Record excerpts:
○ ○ ○

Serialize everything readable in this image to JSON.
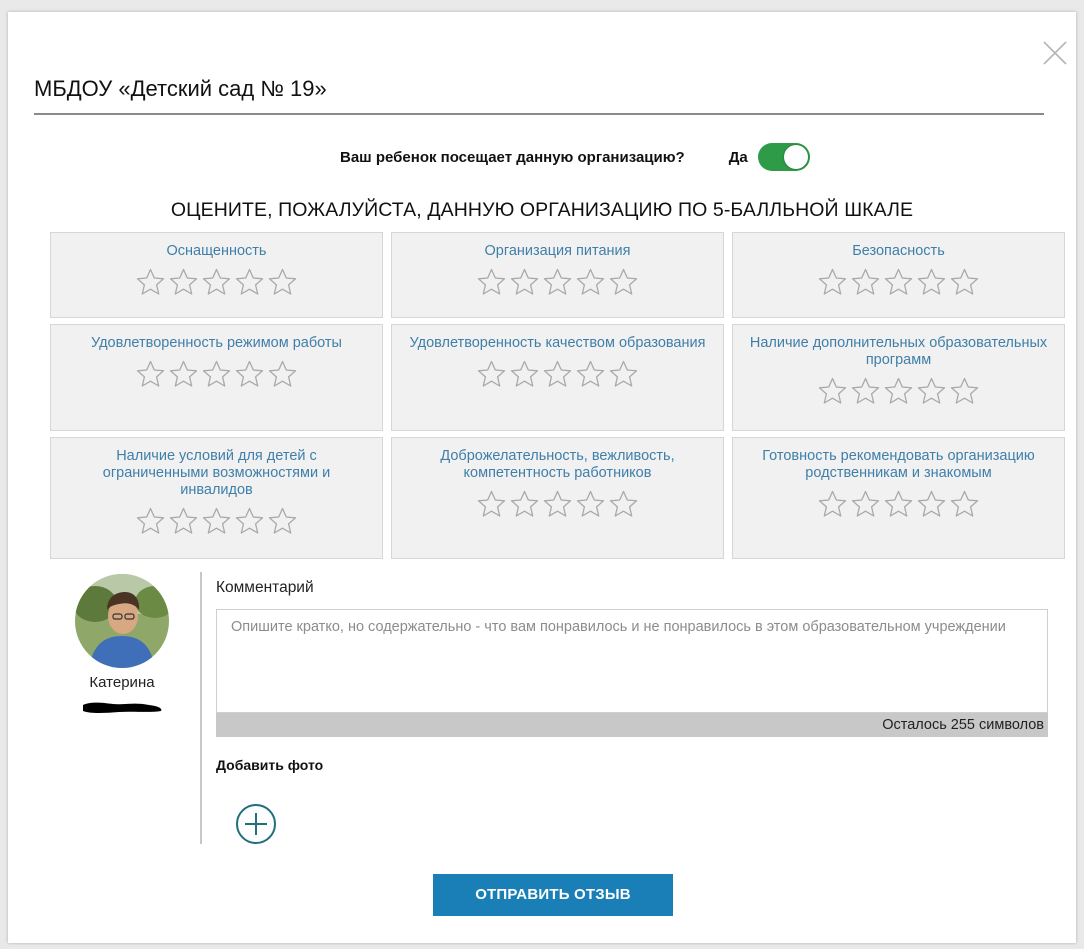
{
  "modal": {
    "title": "МБДОУ «Детский сад № 19»"
  },
  "attendance": {
    "question": "Ваш ребенок посещает данную организацию?",
    "answer_label": "Да",
    "toggle_on": true,
    "toggle_color": "#2e9b48"
  },
  "rating": {
    "heading": "ОЦЕНИТЕ, ПОЖАЛУЙСТА, ДАННУЮ ОРГАНИЗАЦИЮ ПО 5-БАЛЛЬНОЙ ШКАЛЕ",
    "max_stars": 5,
    "criteria": [
      {
        "label": "Оснащенность",
        "rating": 0
      },
      {
        "label": "Организация питания",
        "rating": 0
      },
      {
        "label": "Безопасность",
        "rating": 0
      },
      {
        "label": "Удовлетворенность режимом работы",
        "rating": 0
      },
      {
        "label": "Удовлетворенность качеством образования",
        "rating": 0
      },
      {
        "label": "Наличие дополнительных образовательных программ",
        "rating": 0
      },
      {
        "label": "Наличие условий для детей с ограниченными возможностями и инвалидов",
        "rating": 0
      },
      {
        "label": "Доброжелательность, вежливость, компетентность работников",
        "rating": 0
      },
      {
        "label": "Готовность рекомендовать организацию родственникам и знакомым",
        "rating": 0
      }
    ],
    "label_color": "#3f7fa9",
    "star_outline_color": "#a9a9a9"
  },
  "user": {
    "name": "Катерина"
  },
  "comment": {
    "label": "Комментарий",
    "value": "",
    "placeholder": "Опишите кратко, но содержательно - что вам понравилось и не понравилось в этом образовательном учреждении",
    "remaining_text": "Осталось 255 символов"
  },
  "photo": {
    "label": "Добавить фото"
  },
  "submit": {
    "label": "ОТПРАВИТЬ ОТЗЫВ",
    "color": "#1a7fb6"
  },
  "icons": {
    "close": "close-icon",
    "star": "star-outline-icon",
    "add": "plus-circle-icon"
  }
}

○ ○ ○

Work to complete: Copy out every line of the data that includes the word "Удовлетворенность".

Full solution:
        "label": "Удовлетворенность режимом работы",
        "label": "Удовлетворенность качеством образования",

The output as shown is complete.